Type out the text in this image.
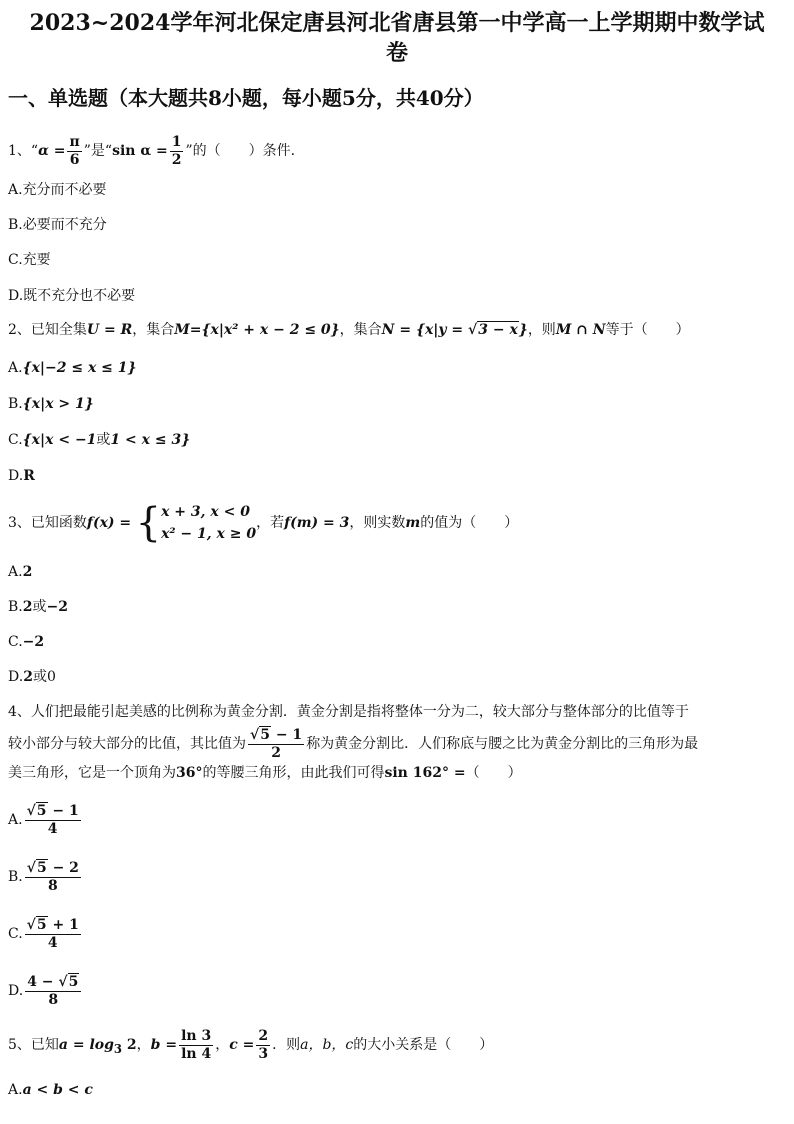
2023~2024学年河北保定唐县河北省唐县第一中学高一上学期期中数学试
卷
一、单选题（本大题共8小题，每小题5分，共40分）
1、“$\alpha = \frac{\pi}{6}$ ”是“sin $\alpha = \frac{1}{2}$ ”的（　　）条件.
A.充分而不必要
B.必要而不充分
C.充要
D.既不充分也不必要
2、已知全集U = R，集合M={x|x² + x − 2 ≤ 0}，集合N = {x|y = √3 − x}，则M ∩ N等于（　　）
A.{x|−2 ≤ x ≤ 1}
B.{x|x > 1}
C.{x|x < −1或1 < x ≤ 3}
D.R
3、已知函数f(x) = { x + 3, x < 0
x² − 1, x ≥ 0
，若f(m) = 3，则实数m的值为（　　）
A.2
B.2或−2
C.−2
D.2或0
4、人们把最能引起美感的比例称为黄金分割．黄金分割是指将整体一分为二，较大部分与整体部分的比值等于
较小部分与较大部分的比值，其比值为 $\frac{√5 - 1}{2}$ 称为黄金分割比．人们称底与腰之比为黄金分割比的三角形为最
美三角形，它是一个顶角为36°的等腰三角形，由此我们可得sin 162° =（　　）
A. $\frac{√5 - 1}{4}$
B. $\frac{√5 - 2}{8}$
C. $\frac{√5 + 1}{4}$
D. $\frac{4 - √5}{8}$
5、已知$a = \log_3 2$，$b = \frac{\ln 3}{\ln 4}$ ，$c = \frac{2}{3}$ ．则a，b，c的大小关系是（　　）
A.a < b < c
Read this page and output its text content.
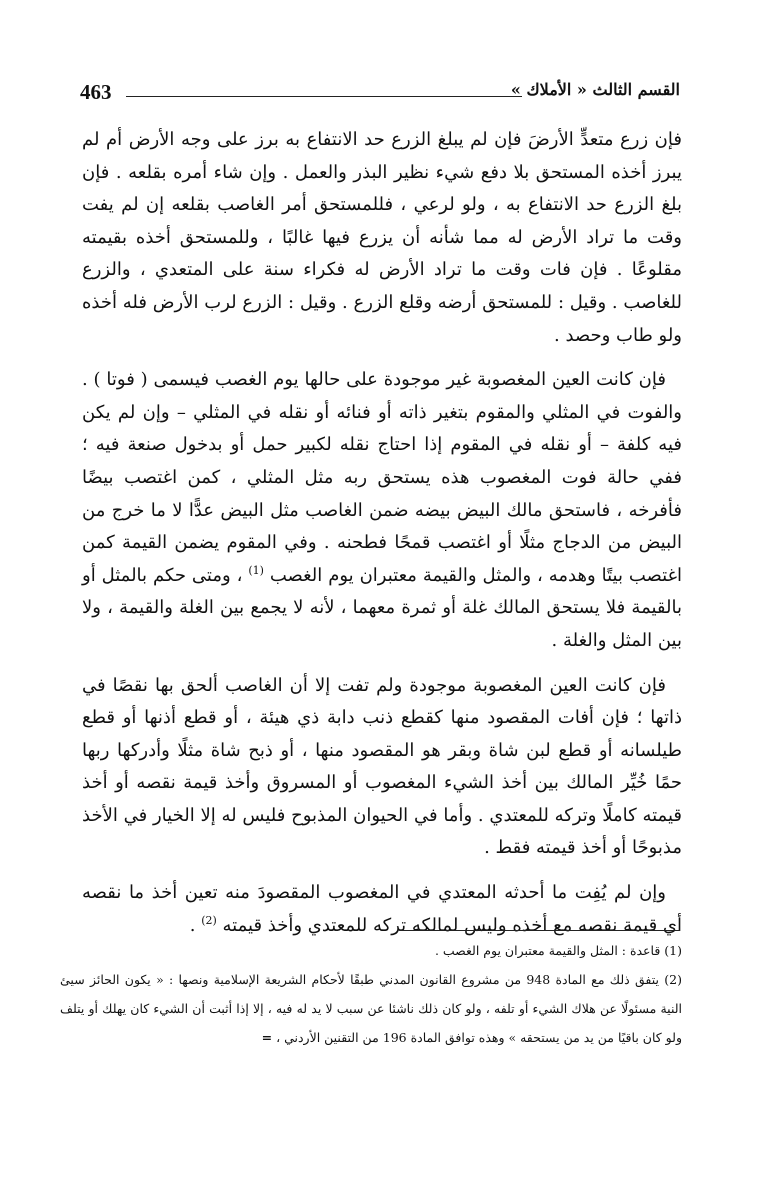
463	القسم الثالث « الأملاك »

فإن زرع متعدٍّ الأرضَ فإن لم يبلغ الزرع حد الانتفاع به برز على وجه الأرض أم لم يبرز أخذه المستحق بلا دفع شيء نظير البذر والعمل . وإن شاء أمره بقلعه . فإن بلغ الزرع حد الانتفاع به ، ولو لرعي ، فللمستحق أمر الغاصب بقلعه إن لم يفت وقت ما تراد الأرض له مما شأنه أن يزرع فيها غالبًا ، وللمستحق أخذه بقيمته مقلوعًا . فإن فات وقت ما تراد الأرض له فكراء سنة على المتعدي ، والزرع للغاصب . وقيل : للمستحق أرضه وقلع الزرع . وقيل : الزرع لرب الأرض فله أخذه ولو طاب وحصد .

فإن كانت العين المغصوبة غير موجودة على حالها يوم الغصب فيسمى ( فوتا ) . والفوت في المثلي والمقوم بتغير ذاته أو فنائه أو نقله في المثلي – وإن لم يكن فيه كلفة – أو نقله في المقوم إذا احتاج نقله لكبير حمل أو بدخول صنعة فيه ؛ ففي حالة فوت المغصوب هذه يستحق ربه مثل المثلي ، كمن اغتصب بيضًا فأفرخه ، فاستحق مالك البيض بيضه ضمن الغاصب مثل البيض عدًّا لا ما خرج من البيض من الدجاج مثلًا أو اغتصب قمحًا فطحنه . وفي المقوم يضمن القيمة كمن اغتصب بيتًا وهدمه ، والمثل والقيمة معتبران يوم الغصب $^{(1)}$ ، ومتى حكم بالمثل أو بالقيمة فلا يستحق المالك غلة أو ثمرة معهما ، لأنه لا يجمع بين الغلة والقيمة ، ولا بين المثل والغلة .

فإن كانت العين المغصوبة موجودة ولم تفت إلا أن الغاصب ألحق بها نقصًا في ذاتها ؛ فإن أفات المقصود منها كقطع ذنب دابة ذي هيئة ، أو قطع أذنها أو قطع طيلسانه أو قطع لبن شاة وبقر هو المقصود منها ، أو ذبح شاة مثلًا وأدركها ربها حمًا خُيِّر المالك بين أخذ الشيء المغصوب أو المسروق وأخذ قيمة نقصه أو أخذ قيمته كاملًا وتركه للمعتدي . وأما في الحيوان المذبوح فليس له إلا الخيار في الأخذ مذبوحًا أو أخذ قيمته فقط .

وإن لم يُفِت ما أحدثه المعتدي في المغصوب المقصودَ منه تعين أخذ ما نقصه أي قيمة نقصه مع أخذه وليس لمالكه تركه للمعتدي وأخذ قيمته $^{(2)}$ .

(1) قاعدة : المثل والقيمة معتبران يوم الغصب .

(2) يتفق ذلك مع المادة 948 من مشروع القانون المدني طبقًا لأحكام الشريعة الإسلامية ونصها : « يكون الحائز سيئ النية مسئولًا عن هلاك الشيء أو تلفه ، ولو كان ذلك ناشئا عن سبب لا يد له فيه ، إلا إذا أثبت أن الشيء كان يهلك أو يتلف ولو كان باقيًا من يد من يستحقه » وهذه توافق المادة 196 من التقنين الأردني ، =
* * * * * * * * *
All lines above containing the string "this" are to be collected.

Type out the text in this image.
Read this page and output its text content.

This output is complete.